Exercise objective =
Your answer must consist solely of the number of lines that contain the word "ADDING".

:: Entries supplied

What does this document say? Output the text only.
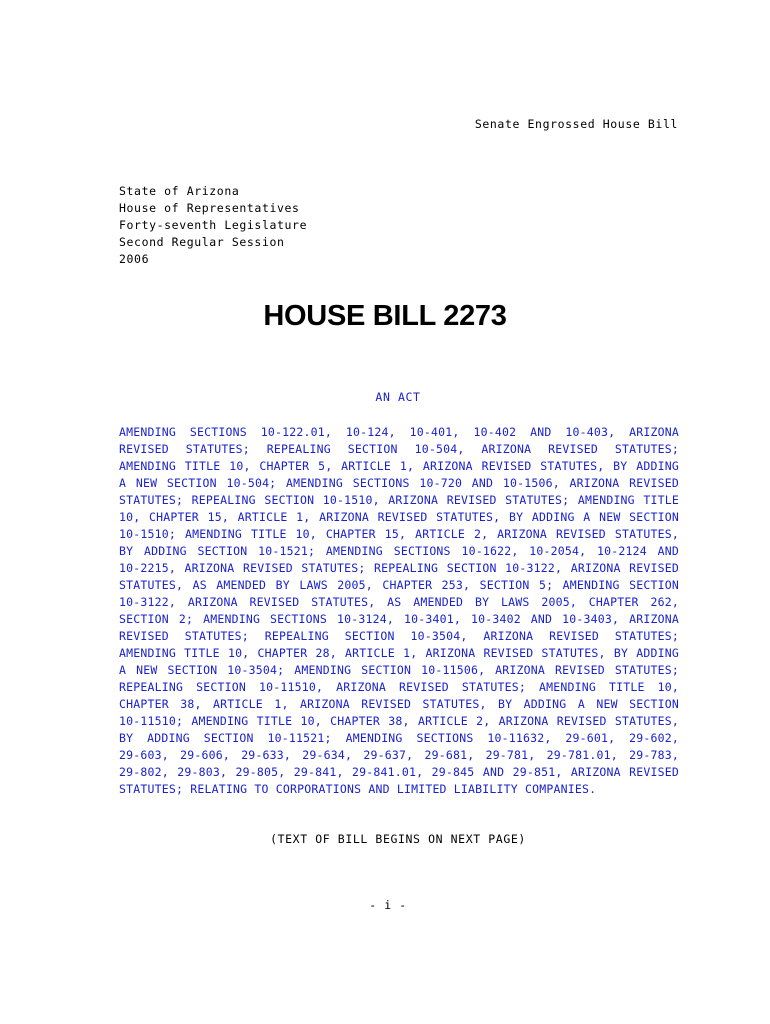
Senate Engrossed House Bill
State of Arizona
House of Representatives
Forty-seventh Legislature
Second Regular Session
2006
HOUSE BILL 2273
AN ACT
AMENDING SECTIONS 10-122.01, 10-124, 10-401, 10-402 AND 10-403, ARIZONA
REVISED STATUTES; REPEALING SECTION 10-504, ARIZONA REVISED STATUTES;
AMENDING TITLE 10, CHAPTER 5, ARTICLE 1, ARIZONA REVISED STATUTES, BY ADDING
A NEW SECTION 10-504; AMENDING SECTIONS 10-720 AND 10-1506, ARIZONA REVISED
STATUTES; REPEALING SECTION 10-1510, ARIZONA REVISED STATUTES; AMENDING TITLE
10, CHAPTER 15, ARTICLE 1, ARIZONA REVISED STATUTES, BY ADDING A NEW SECTION
10-1510; AMENDING TITLE 10, CHAPTER 15, ARTICLE 2, ARIZONA REVISED STATUTES,
BY ADDING SECTION 10-1521; AMENDING SECTIONS 10-1622, 10-2054, 10-2124 AND
10-2215, ARIZONA REVISED STATUTES; REPEALING SECTION 10-3122, ARIZONA REVISED
STATUTES, AS AMENDED BY LAWS 2005, CHAPTER 253, SECTION 5; AMENDING SECTION
10-3122, ARIZONA REVISED STATUTES, AS AMENDED BY LAWS 2005, CHAPTER 262,
SECTION 2; AMENDING SECTIONS 10-3124, 10-3401, 10-3402 AND 10-3403, ARIZONA
REVISED STATUTES; REPEALING SECTION 10-3504, ARIZONA REVISED STATUTES;
AMENDING TITLE 10, CHAPTER 28, ARTICLE 1, ARIZONA REVISED STATUTES, BY ADDING
A NEW SECTION 10-3504; AMENDING SECTION 10-11506, ARIZONA REVISED STATUTES;
REPEALING SECTION 10-11510, ARIZONA REVISED STATUTES; AMENDING TITLE 10,
CHAPTER 38, ARTICLE 1, ARIZONA REVISED STATUTES, BY ADDING A NEW SECTION
10-11510; AMENDING TITLE 10, CHAPTER 38, ARTICLE 2, ARIZONA REVISED STATUTES,
BY ADDING SECTION 10-11521; AMENDING SECTIONS 10-11632, 29-601, 29-602,
29-603, 29-606, 29-633, 29-634, 29-637, 29-681, 29-781, 29-781.01, 29-783,
29-802, 29-803, 29-805, 29-841, 29-841.01, 29-845 AND 29-851, ARIZONA REVISED
STATUTES; RELATING TO CORPORATIONS AND LIMITED LIABILITY COMPANIES.
(TEXT OF BILL BEGINS ON NEXT PAGE)
- i -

::::

In response =
6